[Direction] List all lines of the data that include the string "Panel".

start Supplied records

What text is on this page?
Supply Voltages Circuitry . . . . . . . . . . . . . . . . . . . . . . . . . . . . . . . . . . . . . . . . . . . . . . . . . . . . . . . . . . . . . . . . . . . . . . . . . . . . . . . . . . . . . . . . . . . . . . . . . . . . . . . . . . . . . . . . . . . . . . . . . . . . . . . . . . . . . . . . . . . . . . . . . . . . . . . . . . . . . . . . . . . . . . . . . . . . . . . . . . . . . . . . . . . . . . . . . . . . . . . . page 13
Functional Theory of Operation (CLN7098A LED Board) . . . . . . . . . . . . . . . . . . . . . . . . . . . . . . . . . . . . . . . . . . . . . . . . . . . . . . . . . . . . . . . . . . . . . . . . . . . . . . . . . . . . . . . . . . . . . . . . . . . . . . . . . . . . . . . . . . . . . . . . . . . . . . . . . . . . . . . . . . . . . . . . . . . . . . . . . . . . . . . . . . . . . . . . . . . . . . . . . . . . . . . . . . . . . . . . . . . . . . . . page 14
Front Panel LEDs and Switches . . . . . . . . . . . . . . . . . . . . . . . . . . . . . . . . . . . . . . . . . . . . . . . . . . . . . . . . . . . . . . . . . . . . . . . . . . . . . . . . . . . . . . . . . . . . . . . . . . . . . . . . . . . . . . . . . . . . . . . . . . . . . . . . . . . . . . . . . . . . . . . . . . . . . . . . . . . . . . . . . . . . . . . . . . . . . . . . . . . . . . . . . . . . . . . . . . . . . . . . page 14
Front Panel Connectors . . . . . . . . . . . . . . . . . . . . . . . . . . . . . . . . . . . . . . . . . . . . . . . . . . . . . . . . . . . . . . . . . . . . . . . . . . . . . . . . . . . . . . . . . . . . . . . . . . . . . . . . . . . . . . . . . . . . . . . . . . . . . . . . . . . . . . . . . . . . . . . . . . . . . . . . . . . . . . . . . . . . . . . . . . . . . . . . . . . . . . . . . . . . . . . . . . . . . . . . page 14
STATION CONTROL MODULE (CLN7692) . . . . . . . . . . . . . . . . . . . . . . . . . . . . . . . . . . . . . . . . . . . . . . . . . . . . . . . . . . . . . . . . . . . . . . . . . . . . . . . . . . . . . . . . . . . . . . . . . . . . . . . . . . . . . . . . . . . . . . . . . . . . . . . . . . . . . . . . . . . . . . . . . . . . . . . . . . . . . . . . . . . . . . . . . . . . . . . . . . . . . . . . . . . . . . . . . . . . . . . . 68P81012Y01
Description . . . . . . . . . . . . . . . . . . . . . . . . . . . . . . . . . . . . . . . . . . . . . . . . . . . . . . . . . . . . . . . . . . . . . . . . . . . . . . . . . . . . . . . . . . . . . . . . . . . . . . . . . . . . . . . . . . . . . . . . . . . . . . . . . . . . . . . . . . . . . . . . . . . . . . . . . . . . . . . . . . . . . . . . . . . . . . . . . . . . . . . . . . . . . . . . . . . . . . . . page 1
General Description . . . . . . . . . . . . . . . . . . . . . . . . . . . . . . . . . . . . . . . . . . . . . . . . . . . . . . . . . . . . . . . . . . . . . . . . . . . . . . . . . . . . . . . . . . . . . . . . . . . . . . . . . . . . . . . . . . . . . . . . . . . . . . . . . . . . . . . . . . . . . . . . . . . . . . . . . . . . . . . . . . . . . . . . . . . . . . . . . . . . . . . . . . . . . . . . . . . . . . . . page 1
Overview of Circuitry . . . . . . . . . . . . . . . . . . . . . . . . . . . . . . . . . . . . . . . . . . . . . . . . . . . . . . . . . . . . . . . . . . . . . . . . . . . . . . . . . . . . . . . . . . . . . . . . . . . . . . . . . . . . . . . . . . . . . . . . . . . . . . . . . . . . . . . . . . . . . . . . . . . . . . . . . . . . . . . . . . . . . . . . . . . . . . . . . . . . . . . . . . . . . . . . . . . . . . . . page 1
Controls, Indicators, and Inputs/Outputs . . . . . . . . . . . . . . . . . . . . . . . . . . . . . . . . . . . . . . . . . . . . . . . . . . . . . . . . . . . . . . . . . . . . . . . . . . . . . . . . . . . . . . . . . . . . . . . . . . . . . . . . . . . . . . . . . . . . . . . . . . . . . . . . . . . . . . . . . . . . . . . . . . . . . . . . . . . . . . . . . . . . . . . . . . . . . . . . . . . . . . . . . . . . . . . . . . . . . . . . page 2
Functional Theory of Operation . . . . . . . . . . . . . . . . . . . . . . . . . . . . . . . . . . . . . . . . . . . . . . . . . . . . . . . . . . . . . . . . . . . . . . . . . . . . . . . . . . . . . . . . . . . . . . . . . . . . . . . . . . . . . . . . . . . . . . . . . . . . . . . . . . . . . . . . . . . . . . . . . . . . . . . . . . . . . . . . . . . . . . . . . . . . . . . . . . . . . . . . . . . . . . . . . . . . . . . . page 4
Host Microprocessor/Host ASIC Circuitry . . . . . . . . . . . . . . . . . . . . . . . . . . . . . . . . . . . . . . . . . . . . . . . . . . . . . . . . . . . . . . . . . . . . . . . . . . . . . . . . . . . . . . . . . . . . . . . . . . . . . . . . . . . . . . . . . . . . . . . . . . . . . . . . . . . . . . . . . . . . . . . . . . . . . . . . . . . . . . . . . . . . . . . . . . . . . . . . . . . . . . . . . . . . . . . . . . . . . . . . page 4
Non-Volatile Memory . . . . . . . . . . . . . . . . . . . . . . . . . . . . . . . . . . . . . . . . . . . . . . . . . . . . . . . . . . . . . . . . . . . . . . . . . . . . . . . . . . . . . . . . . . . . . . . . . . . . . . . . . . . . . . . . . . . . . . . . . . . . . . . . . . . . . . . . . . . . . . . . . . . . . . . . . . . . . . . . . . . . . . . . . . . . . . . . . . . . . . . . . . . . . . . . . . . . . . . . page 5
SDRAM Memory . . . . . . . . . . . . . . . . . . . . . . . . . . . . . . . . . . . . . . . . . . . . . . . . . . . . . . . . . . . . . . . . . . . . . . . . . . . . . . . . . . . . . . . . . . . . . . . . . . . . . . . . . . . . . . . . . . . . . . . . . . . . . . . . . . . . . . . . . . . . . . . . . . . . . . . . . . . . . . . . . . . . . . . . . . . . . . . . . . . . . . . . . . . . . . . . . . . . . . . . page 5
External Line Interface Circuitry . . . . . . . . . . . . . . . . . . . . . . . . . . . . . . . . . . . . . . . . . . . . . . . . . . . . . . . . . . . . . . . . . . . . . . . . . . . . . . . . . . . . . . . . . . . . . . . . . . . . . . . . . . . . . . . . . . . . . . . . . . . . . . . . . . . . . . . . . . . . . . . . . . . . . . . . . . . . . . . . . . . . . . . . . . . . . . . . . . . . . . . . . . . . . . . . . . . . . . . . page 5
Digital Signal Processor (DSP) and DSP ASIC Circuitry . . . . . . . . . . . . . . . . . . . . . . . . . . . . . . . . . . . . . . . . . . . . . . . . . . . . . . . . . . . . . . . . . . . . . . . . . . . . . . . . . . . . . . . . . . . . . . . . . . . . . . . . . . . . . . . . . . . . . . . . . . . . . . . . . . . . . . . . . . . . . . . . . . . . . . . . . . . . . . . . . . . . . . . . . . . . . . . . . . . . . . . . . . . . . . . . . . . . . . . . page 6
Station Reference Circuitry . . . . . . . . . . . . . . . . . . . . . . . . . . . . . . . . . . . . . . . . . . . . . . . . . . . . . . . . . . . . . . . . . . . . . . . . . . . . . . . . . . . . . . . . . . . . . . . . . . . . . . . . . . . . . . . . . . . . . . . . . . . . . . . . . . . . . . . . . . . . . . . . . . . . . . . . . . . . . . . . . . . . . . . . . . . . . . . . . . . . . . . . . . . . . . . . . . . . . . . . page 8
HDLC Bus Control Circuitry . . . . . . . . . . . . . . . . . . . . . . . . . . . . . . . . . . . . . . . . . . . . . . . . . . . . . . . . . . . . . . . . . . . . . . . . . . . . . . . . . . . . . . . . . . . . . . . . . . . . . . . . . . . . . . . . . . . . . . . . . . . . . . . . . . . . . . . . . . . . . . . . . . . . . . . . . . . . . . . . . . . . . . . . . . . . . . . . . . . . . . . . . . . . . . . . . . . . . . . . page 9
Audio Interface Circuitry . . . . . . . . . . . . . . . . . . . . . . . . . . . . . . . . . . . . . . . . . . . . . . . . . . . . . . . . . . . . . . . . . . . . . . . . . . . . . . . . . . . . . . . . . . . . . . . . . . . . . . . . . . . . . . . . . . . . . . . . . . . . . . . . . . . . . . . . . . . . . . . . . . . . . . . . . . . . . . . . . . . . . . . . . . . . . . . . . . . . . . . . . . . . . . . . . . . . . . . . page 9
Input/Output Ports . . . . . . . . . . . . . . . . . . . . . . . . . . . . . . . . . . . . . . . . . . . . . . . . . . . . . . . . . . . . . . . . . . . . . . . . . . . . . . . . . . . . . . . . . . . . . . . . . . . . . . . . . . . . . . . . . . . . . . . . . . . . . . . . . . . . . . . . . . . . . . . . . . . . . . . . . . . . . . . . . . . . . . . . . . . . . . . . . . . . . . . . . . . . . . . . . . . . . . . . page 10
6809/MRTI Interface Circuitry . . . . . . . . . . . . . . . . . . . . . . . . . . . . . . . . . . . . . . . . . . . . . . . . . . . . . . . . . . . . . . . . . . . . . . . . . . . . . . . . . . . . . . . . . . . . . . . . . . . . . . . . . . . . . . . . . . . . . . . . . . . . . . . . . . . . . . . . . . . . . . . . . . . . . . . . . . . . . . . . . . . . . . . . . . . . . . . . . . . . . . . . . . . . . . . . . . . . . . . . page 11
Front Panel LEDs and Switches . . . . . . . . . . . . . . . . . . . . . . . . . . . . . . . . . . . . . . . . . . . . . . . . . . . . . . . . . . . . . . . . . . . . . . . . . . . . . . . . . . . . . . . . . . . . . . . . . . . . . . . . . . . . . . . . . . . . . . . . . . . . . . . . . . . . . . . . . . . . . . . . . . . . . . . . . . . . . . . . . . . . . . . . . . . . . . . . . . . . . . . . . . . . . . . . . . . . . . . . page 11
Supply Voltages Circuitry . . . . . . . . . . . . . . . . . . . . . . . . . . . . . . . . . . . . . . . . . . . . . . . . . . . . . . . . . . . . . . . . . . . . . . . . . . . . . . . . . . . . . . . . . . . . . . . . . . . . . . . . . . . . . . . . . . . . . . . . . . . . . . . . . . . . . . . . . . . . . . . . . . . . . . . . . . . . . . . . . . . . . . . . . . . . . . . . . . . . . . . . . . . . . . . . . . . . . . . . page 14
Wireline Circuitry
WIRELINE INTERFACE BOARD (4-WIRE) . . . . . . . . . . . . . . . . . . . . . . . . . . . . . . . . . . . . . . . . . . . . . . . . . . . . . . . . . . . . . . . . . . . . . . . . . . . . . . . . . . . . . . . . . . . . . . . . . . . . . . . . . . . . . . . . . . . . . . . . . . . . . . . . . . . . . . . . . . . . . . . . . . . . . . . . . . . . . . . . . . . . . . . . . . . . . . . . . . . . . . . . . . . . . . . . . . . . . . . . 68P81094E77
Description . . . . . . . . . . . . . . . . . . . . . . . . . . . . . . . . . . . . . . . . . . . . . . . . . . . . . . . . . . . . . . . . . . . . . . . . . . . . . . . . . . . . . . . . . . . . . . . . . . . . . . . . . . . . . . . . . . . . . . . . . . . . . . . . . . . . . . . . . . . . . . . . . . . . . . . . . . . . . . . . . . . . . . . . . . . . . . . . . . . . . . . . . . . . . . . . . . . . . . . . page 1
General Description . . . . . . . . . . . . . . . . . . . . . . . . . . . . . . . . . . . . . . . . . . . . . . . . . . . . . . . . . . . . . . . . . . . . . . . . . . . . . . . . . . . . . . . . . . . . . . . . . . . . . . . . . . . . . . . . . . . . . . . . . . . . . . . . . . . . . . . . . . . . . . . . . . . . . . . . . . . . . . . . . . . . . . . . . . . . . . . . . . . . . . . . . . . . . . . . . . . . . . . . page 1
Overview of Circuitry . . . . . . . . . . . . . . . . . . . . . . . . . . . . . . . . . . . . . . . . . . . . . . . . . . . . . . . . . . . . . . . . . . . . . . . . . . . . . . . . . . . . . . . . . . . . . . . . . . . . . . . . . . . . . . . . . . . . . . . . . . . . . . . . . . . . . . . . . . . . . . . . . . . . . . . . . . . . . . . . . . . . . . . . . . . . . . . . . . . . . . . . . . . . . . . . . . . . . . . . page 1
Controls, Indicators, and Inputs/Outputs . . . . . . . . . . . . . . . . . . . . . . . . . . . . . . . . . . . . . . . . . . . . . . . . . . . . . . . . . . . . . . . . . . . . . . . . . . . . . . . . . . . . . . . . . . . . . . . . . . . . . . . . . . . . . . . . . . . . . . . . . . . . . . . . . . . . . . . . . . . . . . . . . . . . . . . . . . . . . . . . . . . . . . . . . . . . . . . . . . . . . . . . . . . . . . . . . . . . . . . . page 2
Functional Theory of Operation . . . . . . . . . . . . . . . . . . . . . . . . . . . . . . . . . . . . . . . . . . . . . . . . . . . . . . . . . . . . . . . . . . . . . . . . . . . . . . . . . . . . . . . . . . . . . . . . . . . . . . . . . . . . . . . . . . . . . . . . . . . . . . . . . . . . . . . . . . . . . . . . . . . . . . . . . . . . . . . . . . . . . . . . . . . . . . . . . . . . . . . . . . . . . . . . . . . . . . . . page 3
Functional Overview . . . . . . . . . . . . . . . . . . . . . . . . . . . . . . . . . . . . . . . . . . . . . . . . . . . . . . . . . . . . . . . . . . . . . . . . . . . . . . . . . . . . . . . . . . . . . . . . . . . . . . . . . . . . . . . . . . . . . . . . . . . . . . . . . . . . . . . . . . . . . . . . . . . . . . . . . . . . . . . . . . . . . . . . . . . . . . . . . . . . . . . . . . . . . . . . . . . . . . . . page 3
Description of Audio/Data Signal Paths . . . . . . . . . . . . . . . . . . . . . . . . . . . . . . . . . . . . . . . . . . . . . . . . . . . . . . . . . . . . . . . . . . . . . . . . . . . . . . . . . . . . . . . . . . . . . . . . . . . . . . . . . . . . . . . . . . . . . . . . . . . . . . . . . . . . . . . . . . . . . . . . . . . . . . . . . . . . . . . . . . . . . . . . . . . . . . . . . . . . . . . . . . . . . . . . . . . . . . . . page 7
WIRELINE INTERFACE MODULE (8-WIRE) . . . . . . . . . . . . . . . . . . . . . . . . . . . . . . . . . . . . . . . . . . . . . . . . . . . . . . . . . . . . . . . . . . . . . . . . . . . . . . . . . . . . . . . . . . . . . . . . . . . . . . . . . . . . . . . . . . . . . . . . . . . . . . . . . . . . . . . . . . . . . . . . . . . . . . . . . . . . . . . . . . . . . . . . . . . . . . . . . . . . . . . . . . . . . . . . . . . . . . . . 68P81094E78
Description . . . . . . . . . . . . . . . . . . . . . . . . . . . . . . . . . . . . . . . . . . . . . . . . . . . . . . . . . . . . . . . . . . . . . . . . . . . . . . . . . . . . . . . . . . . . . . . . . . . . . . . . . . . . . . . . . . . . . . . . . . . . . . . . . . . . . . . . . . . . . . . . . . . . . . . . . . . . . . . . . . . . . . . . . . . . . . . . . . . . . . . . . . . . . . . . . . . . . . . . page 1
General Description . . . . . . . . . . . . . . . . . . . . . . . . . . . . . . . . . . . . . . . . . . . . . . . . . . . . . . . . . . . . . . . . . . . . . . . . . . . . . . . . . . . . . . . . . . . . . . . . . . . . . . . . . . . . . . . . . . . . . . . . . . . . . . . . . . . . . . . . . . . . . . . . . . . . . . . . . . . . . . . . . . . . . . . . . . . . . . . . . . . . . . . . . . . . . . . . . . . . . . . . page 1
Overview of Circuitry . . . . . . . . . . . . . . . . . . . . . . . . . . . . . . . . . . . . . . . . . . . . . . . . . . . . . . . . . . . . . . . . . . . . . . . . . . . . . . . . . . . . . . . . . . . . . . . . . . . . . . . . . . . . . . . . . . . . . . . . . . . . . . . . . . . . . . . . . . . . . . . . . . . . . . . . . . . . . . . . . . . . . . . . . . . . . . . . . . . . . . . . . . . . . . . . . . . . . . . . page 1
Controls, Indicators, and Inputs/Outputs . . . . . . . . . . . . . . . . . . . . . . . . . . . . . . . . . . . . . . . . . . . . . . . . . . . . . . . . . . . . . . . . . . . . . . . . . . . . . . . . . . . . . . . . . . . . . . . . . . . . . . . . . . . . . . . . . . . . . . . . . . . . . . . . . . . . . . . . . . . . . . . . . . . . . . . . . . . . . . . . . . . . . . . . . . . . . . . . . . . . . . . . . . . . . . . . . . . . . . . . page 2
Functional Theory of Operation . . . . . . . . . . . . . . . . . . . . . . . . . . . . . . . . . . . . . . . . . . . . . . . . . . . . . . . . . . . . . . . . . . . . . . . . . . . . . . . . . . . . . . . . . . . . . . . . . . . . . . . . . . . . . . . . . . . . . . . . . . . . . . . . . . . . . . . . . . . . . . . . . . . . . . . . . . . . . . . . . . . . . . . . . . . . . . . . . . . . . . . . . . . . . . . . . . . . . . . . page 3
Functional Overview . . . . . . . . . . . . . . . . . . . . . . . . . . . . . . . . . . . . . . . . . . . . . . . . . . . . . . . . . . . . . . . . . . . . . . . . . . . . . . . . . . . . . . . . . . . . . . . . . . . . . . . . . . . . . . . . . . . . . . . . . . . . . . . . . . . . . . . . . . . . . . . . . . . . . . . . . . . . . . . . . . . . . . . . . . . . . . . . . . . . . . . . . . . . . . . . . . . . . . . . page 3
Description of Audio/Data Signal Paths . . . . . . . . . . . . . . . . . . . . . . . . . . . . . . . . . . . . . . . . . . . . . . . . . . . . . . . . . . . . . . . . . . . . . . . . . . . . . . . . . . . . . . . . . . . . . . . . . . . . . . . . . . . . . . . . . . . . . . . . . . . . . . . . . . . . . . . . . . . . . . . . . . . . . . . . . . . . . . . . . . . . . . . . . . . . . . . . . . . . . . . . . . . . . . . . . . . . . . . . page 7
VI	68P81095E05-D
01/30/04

end Supplied records

[Response to the task]
Front Panel LEDs and Switches . . . . . . . . . . . . . . . . . . . . . . . . . . . . . . . . . . . . . . . . . . . . . . . . . . . . . . . . . . . . . . . . . . . . . . . . . . . . . . . . . . . . . . . . . . . . . . . . . . . . . . . . . . . . . . . . . . . . . . . . . . . . . . . . . . . . . . . . . . . . . . . . . . . . . . . . . . . . . . . . . . . . . . . . . . . . . . . . . . . . . . . . . . . . . . . . . . . . . . . . page 14
Front Panel Connectors . . . . . . . . . . . . . . . . . . . . . . . . . . . . . . . . . . . . . . . . . . . . . . . . . . . . . . . . . . . . . . . . . . . . . . . . . . . . . . . . . . . . . . . . . . . . . . . . . . . . . . . . . . . . . . . . . . . . . . . . . . . . . . . . . . . . . . . . . . . . . . . . . . . . . . . . . . . . . . . . . . . . . . . . . . . . . . . . . . . . . . . . . . . . . . . . . . . . . . . . page 14
Front Panel LEDs and Switches . . . . . . . . . . . . . . . . . . . . . . . . . . . . . . . . . . . . . . . . . . . . . . . . . . . . . . . . . . . . . . . . . . . . . . . . . . . . . . . . . . . . . . . . . . . . . . . . . . . . . . . . . . . . . . . . . . . . . . . . . . . . . . . . . . . . . . . . . . . . . . . . . . . . . . . . . . . . . . . . . . . . . . . . . . . . . . . . . . . . . . . . . . . . . . . . . . . . . . . . page 11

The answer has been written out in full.